• Supplied material:
-*-*-
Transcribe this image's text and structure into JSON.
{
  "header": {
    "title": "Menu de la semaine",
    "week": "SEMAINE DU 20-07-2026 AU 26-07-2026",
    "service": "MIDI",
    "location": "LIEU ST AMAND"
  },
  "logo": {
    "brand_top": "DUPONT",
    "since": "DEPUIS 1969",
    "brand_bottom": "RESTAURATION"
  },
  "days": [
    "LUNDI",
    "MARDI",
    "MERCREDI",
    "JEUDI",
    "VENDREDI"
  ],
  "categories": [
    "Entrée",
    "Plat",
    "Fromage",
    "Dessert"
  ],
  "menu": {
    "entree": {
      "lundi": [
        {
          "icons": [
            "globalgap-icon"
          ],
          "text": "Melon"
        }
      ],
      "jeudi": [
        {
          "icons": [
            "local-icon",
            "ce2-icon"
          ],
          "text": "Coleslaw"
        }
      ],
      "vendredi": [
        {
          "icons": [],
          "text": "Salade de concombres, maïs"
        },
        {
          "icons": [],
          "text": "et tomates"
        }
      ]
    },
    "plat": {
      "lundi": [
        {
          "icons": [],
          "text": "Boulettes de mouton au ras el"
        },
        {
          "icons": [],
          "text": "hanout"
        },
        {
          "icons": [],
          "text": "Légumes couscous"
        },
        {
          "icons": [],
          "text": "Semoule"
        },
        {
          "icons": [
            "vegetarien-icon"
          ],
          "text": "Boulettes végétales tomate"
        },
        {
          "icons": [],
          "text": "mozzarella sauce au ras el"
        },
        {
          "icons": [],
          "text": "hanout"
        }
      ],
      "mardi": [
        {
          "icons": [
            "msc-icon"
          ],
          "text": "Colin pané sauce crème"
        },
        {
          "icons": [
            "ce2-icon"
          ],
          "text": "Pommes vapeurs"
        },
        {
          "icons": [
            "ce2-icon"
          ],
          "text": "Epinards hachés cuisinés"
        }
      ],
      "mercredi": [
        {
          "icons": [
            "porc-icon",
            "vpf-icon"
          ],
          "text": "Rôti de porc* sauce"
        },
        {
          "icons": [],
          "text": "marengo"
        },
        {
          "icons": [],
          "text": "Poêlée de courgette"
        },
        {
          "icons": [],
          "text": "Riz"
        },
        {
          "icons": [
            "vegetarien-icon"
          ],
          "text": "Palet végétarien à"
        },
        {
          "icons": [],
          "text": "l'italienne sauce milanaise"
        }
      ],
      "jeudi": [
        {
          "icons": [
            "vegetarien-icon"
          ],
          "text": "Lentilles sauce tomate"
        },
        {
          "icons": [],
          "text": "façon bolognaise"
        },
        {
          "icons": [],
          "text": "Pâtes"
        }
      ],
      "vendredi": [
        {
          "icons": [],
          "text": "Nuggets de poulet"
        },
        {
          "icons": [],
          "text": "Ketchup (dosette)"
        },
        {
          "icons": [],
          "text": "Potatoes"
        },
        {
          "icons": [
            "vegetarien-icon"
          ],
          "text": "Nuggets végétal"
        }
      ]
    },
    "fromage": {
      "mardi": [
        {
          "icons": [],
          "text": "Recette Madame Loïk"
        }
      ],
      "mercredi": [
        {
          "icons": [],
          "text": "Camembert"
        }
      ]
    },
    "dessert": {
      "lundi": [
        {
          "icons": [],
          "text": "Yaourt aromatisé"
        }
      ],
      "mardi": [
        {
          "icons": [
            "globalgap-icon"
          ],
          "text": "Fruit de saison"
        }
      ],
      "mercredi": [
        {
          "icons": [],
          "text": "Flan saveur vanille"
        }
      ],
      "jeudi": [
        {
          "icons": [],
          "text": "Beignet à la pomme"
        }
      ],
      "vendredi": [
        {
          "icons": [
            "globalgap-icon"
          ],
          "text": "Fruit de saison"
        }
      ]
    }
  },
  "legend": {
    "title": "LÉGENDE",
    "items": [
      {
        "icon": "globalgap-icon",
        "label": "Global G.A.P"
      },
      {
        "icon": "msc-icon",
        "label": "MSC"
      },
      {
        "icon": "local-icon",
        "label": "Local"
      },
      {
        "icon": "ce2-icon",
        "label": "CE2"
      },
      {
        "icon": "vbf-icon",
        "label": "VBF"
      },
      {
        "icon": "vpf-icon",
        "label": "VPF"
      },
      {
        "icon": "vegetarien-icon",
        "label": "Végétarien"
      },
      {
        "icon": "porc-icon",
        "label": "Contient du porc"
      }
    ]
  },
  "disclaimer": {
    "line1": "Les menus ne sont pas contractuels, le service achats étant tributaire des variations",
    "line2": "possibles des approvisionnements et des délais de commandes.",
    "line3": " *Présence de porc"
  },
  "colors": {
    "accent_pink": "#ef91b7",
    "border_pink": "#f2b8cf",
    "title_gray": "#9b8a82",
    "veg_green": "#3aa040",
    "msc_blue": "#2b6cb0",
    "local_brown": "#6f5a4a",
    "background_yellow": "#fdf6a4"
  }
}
-*-*-
• To be done: Word for word, quote all of the data above.

• Solution for this problem:
Transcribe this image's text and structure into JSON.
{
  "header": {
    "title": "Menu de la semaine",
    "week": "SEMAINE DU 20-07-2026 AU 26-07-2026",
    "service": "MIDI",
    "location": "LIEU ST AMAND"
  },
  "logo": {
    "brand_top": "DUPONT",
    "since": "DEPUIS 1969",
    "brand_bottom": "RESTAURATION"
  },
  "days": [
    "LUNDI",
    "MARDI",
    "MERCREDI",
    "JEUDI",
    "VENDREDI"
  ],
  "categories": [
    "Entrée",
    "Plat",
    "Fromage",
    "Dessert"
  ],
  "menu": {
    "entree": {
      "lundi": [
        {
          "icons": [
            "globalgap-icon"
          ],
          "text": "Melon"
        }
      ],
      "jeudi": [
        {
          "icons": [
            "local-icon",
            "ce2-icon"
          ],
          "text": "Coleslaw"
        }
      ],
      "vendredi": [
        {
          "icons": [],
          "text": "Salade de concombres, maïs"
        },
        {
          "icons": [],
          "text": "et tomates"
        }
      ]
    },
    "plat": {
      "lundi": [
        {
          "icons": [],
          "text": "Boulettes de mouton au ras el"
        },
        {
          "icons": [],
          "text": "hanout"
        },
        {
          "icons": [],
          "text": "Légumes couscous"
        },
        {
          "icons": [],
          "text": "Semoule"
        },
        {
          "icons": [
            "vegetarien-icon"
          ],
          "text": "Boulettes végétales tomate"
        },
        {
          "icons": [],
          "text": "mozzarella sauce au ras el"
        },
        {
          "icons": [],
          "text": "hanout"
        }
      ],
      "mardi": [
        {
          "icons": [
            "msc-icon"
          ],
          "text": "Colin pané sauce crème"
        },
        {
          "icons": [
            "ce2-icon"
          ],
          "text": "Pommes vapeurs"
        },
        {
          "icons": [
            "ce2-icon"
          ],
          "text": "Epinards hachés cuisinés"
        }
      ],
      "mercredi": [
        {
          "icons": [
            "porc-icon",
            "vpf-icon"
          ],
          "text": "Rôti de porc* sauce"
        },
        {
          "icons": [],
          "text": "marengo"
        },
        {
          "icons": [],
          "text": "Poêlée de courgette"
        },
        {
          "icons": [],
          "text": "Riz"
        },
        {
          "icons": [
            "vegetarien-icon"
          ],
          "text": "Palet végétarien à"
        },
        {
          "icons": [],
          "text": "l'italienne sauce milanaise"
        }
      ],
      "jeudi": [
        {
          "icons": [
            "vegetarien-icon"
          ],
          "text": "Lentilles sauce tomate"
        },
        {
          "icons": [],
          "text": "façon bolognaise"
        },
        {
          "icons": [],
          "text": "Pâtes"
        }
      ],
      "vendredi": [
        {
          "icons": [],
          "text": "Nuggets de poulet"
        },
        {
          "icons": [],
          "text": "Ketchup (dosette)"
        },
        {
          "icons": [],
          "text": "Potatoes"
        },
        {
          "icons": [
            "vegetarien-icon"
          ],
          "text": "Nuggets végétal"
        }
      ]
    },
    "fromage": {
      "mardi": [
        {
          "icons": [],
          "text": "Recette Madame Loïk"
        }
      ],
      "mercredi": [
        {
          "icons": [],
          "text": "Camembert"
        }
      ]
    },
    "dessert": {
      "lundi": [
        {
          "icons": [],
          "text": "Yaourt aromatisé"
        }
      ],
      "mardi": [
        {
          "icons": [
            "globalgap-icon"
          ],
          "text": "Fruit de saison"
        }
      ],
      "mercredi": [
        {
          "icons": [],
          "text": "Flan saveur vanille"
        }
      ],
      "jeudi": [
        {
          "icons": [],
          "text": "Beignet à la pomme"
        }
      ],
      "vendredi": [
        {
          "icons": [
            "globalgap-icon"
          ],
          "text": "Fruit de saison"
        }
      ]
    }
  },
  "legend": {
    "title": "LÉGENDE",
    "items": [
      {
        "icon": "globalgap-icon",
        "label": "Global G.A.P"
      },
      {
        "icon": "msc-icon",
        "label": "MSC"
      },
      {
        "icon": "local-icon",
        "label": "Local"
      },
      {
        "icon": "ce2-icon",
        "label": "CE2"
      },
      {
        "icon": "vbf-icon",
        "label": "VBF"
      },
      {
        "icon": "vpf-icon",
        "label": "VPF"
      },
      {
        "icon": "vegetarien-icon",
        "label": "Végétarien"
      },
      {
        "icon": "porc-icon",
        "label": "Contient du porc"
      }
    ]
  },
  "disclaimer": {
    "line1": "Les menus ne sont pas contractuels, le service achats étant tributaire des variations",
    "line2": "possibles des approvisionnements et des délais de commandes.",
    "line3": " *Présence de porc"
  },
  "colors": {
    "accent_pink": "#ef91b7",
    "border_pink": "#f2b8cf",
    "title_gray": "#9b8a82",
    "veg_green": "#3aa040",
    "msc_blue": "#2b6cb0",
    "local_brown": "#6f5a4a",
    "background_yellow": "#fdf6a4"
  }
}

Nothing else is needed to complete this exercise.